## Exercise instructions
In the SPDL pipeline guide below, what happens if Pipeline.stop() is not called? Please answer in one sentence.

## Source extract
* * * * * * * * *

Building and Running Pipeline¶
First, let’s look at how easy it is to build the pipeline in SPDL.
The following snippet demonstrates how one can construct a
Pipeline
object using a PipelineBuilder
object.
>>> from spdl.dataloader import PipelineBuilder
>>>
>>> pipeline = (
... PipelineBuilder()
... .add_source(range(12))
... .pipe(lambda x: 2 * x)
... .pipe(lambda x: x + 1)
... .aggregate(3)
... .add_sink(3)
... .build()
... )
The resulting Pipeline
object contains all the logic to
perform the operations in an async event loop in the background thread.
To run the pipeline, call Pipeline.start()
.
Once the pipeline starts executing, you can iterate on the pipeline.
Finally call Pipeline.stop()
to stop the background thread.
>>> pipeline.start()
>>>
>>> for item in pipeline:
... print(item)
[1, 3, 5]
[7, 9, 11]
[13, 15, 17]
[19, 21, 23]
>>> pipeline.stop()
It is important to call Pipeline.stop()
.
Forgetting to do so will leave the background thread running,
leading to the situation where Python interpreter gets stuck at exit.
In practice, there is always a chance that data processing raises an error,
so there is a context manager Pipeline.auto_stop()
to make sure that
pipeline is stopped.
>>> with pipeline.auto_stop():
... for item in pipeline:
... print(item)
Note
Once Pipeline.stop()
method is called, the Pipeline
object is unusable.
To pause and resume the execution, simply keep the reference around until the
next use.

* * * * * * * * *

[Element and region listings]

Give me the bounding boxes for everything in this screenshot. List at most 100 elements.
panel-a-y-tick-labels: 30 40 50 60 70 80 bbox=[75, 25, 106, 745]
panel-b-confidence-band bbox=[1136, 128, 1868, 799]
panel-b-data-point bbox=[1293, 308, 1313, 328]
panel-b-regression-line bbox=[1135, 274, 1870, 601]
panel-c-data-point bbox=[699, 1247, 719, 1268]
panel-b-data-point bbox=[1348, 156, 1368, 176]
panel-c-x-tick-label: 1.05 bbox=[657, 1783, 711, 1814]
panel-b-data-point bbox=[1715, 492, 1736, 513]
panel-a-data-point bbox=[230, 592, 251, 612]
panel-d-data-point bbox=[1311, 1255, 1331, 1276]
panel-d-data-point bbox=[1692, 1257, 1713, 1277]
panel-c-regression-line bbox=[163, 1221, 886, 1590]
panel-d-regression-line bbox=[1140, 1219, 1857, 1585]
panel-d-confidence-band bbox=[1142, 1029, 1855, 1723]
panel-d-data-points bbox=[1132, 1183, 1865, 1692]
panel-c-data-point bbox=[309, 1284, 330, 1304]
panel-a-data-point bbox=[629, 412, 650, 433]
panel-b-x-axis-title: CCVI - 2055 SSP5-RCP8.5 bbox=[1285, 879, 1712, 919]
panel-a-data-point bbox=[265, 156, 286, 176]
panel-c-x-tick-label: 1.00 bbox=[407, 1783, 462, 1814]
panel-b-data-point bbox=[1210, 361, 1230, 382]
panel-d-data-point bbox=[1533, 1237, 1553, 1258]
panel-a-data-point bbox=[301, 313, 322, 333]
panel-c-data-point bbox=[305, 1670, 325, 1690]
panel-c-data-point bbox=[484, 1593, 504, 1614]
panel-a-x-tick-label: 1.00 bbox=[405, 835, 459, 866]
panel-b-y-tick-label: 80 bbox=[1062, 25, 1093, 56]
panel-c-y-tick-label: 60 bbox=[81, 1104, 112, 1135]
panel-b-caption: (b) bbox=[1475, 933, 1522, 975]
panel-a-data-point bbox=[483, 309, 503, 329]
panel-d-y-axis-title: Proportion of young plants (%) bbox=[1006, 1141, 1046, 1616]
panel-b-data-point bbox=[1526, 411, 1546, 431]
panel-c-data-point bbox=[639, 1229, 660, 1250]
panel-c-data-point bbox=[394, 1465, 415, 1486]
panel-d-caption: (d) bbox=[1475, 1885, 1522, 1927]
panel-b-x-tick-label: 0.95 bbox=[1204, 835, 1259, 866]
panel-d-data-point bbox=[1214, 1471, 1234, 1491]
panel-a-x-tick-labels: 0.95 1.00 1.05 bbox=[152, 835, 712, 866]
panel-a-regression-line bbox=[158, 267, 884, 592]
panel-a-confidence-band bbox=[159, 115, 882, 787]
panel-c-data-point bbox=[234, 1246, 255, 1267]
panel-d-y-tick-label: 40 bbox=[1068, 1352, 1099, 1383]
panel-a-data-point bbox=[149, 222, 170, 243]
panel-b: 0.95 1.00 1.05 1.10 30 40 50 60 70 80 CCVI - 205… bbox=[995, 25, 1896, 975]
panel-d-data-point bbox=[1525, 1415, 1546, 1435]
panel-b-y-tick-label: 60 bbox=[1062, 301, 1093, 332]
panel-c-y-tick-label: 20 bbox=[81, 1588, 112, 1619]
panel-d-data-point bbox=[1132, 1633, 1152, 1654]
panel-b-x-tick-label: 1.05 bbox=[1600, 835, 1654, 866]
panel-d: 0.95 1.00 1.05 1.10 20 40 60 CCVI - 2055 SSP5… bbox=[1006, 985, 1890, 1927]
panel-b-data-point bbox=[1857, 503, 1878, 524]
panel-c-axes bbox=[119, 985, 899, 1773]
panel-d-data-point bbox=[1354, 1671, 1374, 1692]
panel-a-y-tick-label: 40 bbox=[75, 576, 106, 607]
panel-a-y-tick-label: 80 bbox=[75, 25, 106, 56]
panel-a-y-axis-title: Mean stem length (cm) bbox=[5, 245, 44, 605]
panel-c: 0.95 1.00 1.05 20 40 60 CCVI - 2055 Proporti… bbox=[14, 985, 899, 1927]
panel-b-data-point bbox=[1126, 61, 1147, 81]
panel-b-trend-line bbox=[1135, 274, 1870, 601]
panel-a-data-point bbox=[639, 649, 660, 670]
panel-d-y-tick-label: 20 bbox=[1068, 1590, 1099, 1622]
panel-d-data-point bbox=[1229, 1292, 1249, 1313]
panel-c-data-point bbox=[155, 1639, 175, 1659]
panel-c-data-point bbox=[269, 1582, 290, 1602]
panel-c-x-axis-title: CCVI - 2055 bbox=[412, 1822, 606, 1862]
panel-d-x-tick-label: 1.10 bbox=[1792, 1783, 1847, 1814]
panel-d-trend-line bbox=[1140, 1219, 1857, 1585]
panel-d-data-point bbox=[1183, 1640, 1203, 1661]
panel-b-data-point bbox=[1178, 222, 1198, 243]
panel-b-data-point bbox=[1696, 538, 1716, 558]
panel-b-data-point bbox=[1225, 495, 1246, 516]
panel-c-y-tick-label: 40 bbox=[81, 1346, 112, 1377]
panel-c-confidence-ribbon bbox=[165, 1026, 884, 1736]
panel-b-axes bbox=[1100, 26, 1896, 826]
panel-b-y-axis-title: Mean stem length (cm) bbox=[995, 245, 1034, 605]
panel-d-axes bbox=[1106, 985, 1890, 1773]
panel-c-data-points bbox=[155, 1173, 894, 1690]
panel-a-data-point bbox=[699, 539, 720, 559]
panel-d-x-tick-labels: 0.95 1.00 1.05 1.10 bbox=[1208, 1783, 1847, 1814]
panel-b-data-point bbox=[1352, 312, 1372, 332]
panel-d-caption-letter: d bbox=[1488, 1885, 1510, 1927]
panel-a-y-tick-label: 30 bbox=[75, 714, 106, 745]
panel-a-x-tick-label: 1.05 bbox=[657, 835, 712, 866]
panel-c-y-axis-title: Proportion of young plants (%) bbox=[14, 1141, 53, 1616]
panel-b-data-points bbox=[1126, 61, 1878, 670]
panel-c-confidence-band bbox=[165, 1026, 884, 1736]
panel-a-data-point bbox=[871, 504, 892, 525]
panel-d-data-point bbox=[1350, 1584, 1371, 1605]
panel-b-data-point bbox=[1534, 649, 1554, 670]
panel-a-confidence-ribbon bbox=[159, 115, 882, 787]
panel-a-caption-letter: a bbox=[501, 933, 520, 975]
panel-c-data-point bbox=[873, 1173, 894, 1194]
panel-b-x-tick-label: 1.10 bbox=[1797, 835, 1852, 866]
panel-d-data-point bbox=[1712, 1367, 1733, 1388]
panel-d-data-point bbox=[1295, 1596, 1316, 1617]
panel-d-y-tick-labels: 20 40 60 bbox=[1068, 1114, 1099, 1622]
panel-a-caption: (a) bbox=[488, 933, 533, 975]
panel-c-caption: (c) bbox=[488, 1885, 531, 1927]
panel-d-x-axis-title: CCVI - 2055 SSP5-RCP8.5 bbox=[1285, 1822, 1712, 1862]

* * * * * * * * *

## Written answer
The background thread keeps running, and the Python interpreter gets stuck at exit.